Stored data
-- BEGIN --

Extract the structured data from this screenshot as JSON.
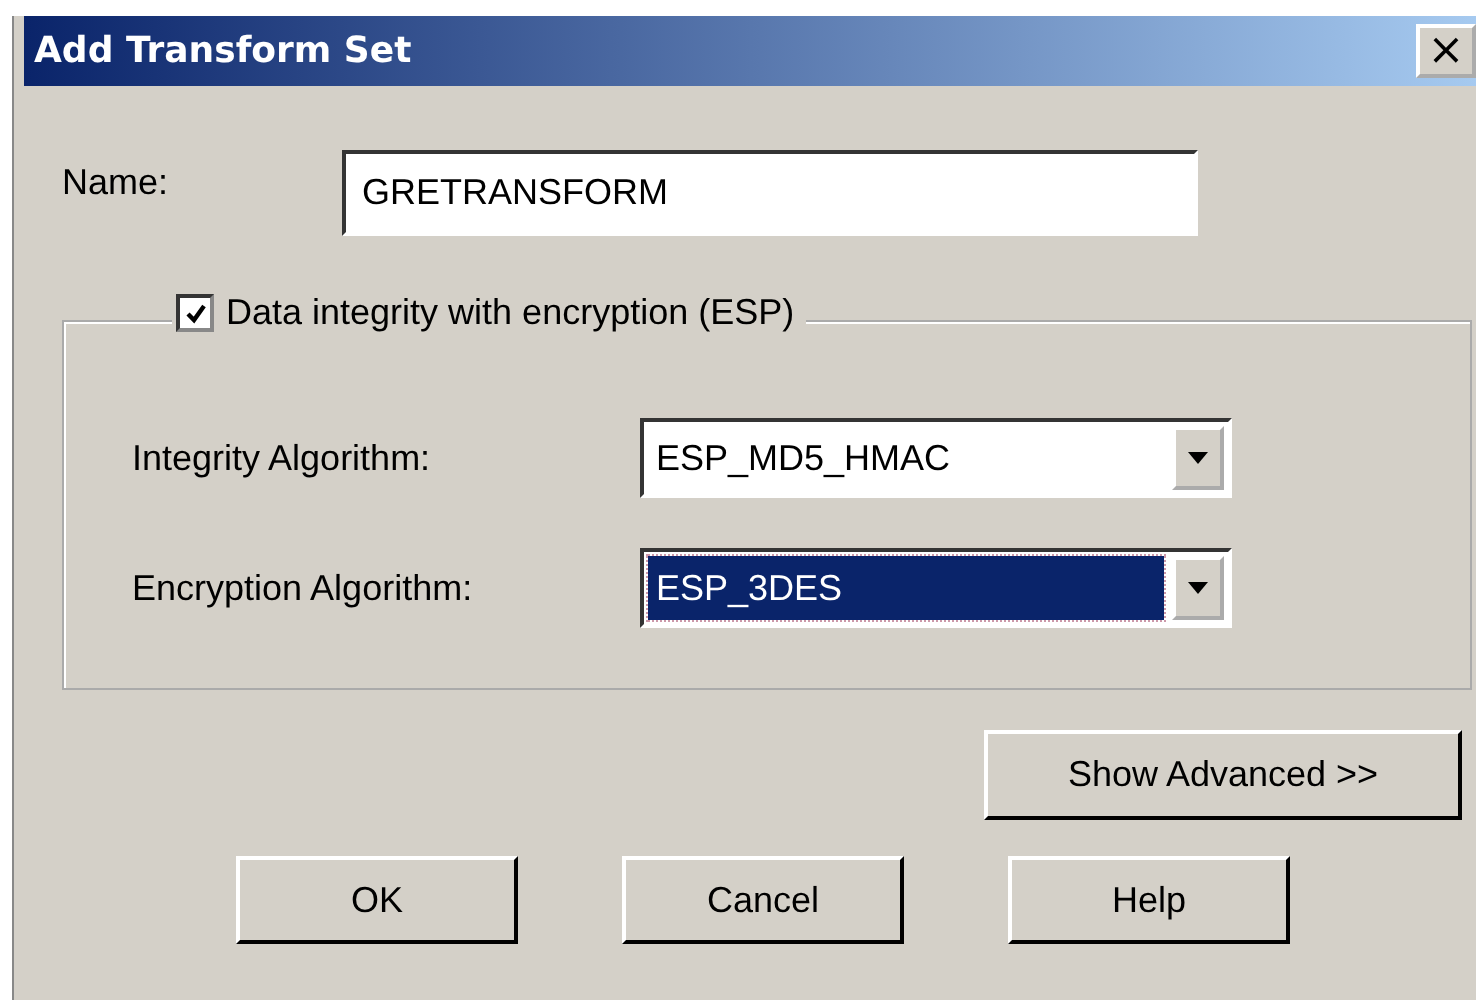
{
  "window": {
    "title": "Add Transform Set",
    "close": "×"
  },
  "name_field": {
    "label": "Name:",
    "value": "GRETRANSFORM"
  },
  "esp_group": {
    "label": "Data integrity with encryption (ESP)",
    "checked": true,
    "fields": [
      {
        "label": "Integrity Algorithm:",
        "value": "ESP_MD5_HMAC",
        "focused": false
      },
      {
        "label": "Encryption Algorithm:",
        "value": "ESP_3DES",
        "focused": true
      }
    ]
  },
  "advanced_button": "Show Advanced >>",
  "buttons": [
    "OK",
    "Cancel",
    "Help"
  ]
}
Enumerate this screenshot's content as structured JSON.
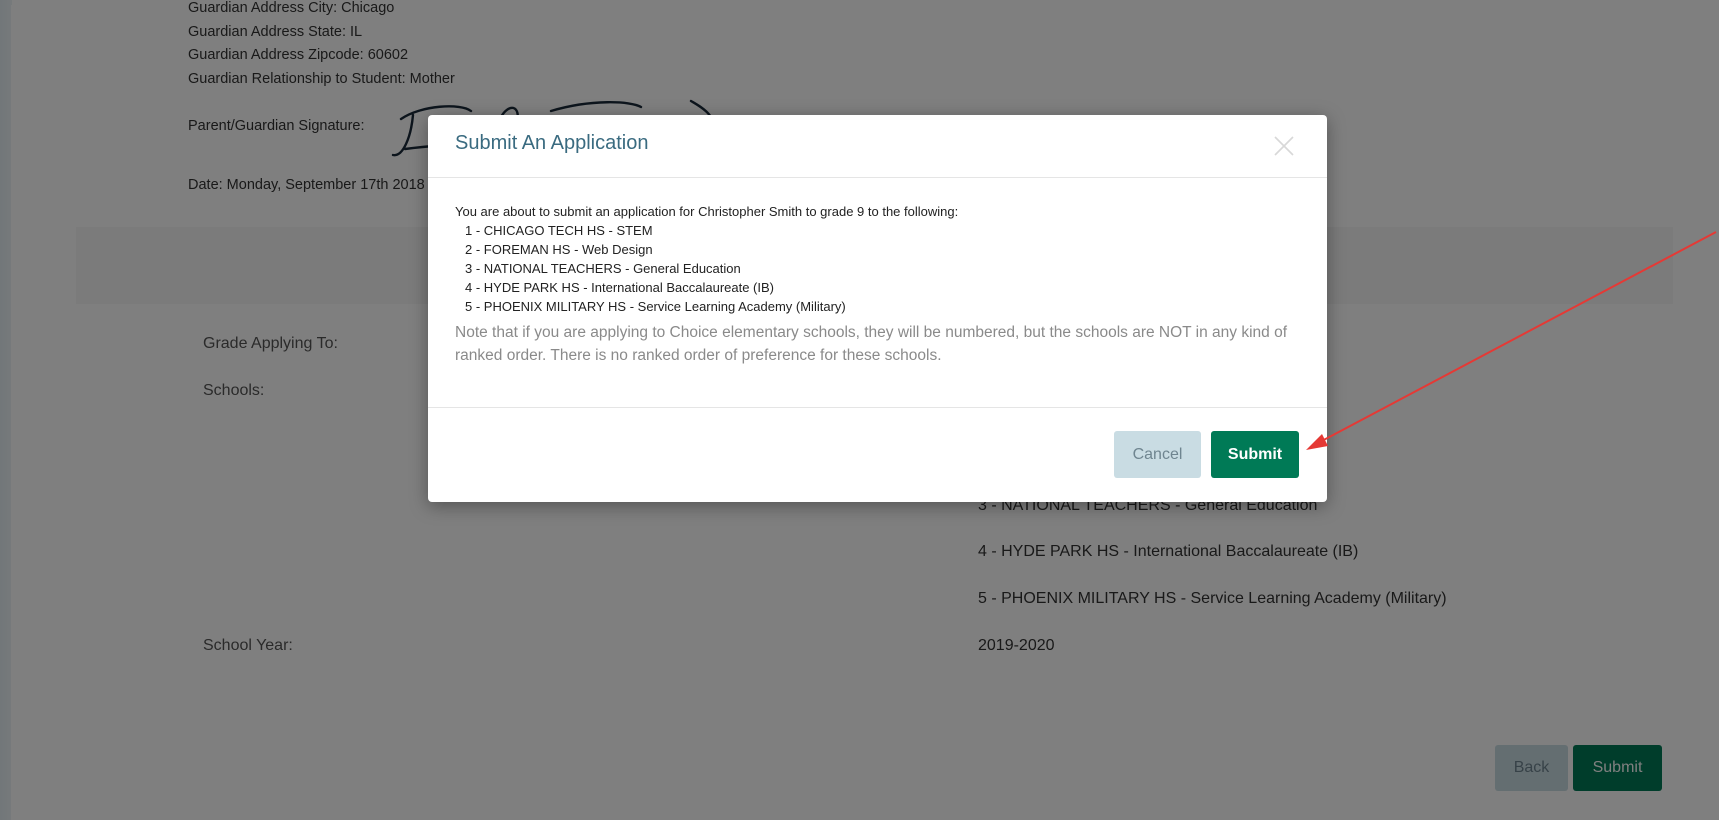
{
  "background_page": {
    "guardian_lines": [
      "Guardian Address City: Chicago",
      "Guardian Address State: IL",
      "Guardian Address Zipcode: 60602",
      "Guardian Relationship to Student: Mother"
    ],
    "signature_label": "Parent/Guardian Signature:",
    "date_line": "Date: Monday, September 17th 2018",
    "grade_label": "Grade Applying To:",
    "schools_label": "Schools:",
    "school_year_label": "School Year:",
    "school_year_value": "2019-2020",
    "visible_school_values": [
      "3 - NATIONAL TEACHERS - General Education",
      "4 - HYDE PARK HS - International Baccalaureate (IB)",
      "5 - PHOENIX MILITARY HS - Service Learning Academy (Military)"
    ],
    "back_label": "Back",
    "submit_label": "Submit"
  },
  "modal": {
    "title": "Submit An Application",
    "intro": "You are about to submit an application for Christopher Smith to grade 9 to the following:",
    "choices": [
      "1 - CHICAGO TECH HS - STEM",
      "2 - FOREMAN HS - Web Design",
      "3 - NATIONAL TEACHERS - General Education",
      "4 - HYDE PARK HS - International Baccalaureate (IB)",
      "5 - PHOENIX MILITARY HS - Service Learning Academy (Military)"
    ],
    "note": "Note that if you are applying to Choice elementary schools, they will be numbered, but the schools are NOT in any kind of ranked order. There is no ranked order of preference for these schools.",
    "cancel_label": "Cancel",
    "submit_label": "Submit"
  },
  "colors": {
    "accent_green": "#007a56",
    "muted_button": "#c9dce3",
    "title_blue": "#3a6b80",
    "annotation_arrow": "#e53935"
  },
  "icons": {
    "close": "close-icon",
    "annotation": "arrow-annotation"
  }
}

-- END --
-- BEGIN --

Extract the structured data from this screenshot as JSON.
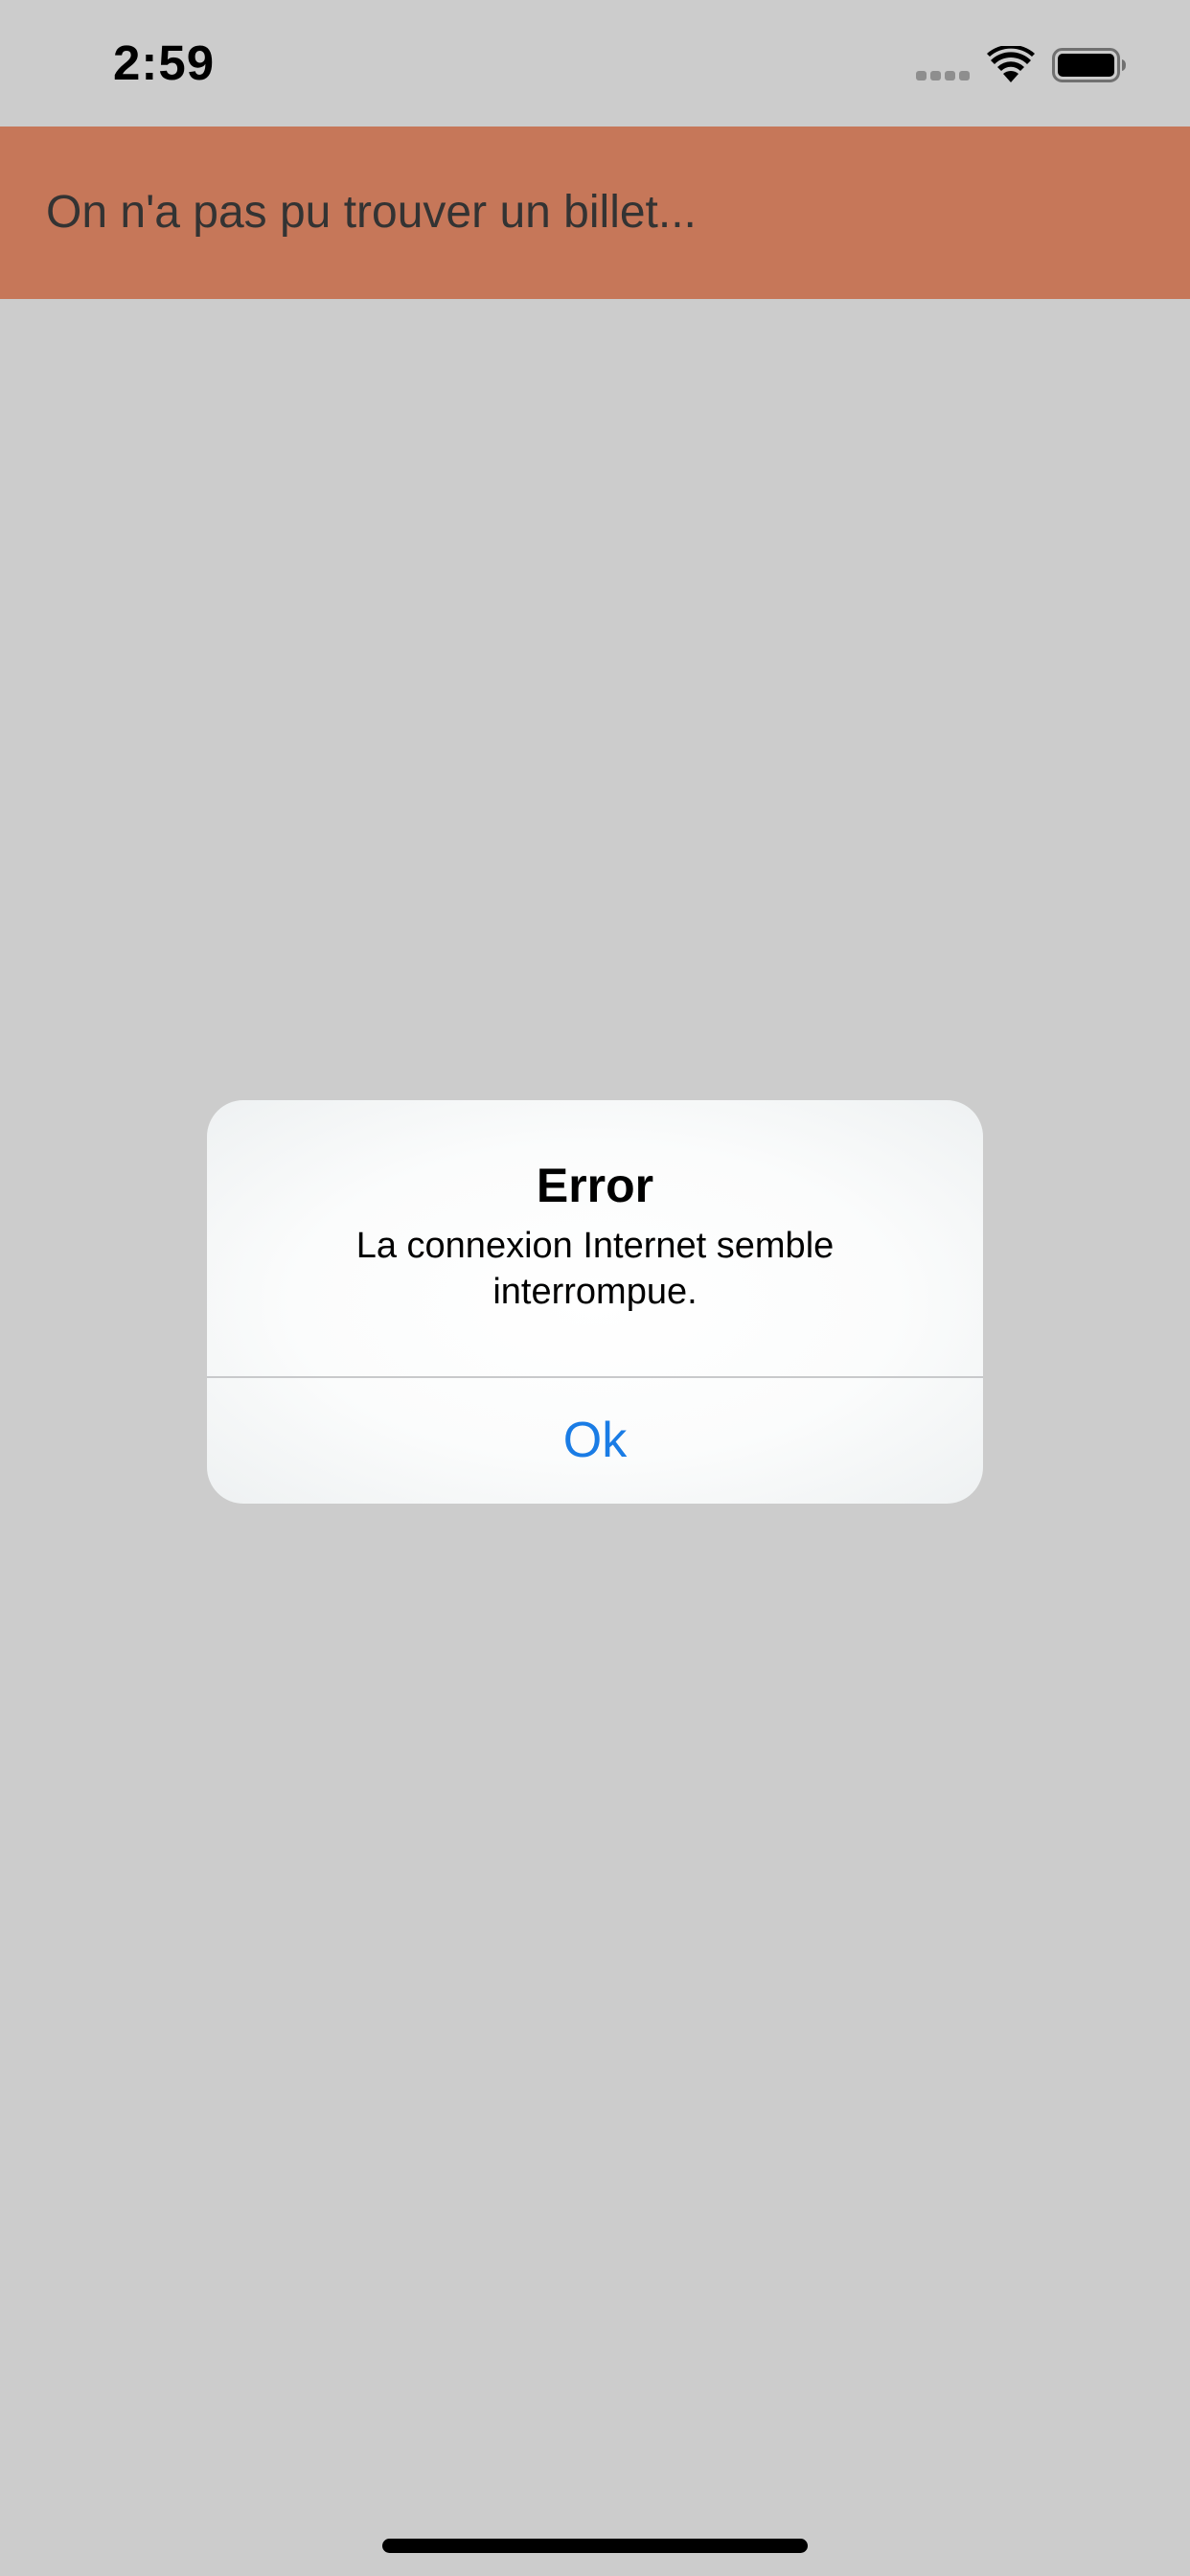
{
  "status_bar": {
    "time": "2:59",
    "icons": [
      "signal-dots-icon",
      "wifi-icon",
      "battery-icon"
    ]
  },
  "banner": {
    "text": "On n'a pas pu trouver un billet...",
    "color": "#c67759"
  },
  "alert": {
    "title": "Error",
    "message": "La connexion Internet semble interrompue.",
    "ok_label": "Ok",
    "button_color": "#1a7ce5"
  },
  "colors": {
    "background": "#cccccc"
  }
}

-- END --

- TASK STATEMENT -
From the records, copy every line that has the string "Algorithm" in it.

- SOLUTION FOR THIS TASK -
        "label": "Integrity Algorithm:",
        "label": "Encryption Algorithm:",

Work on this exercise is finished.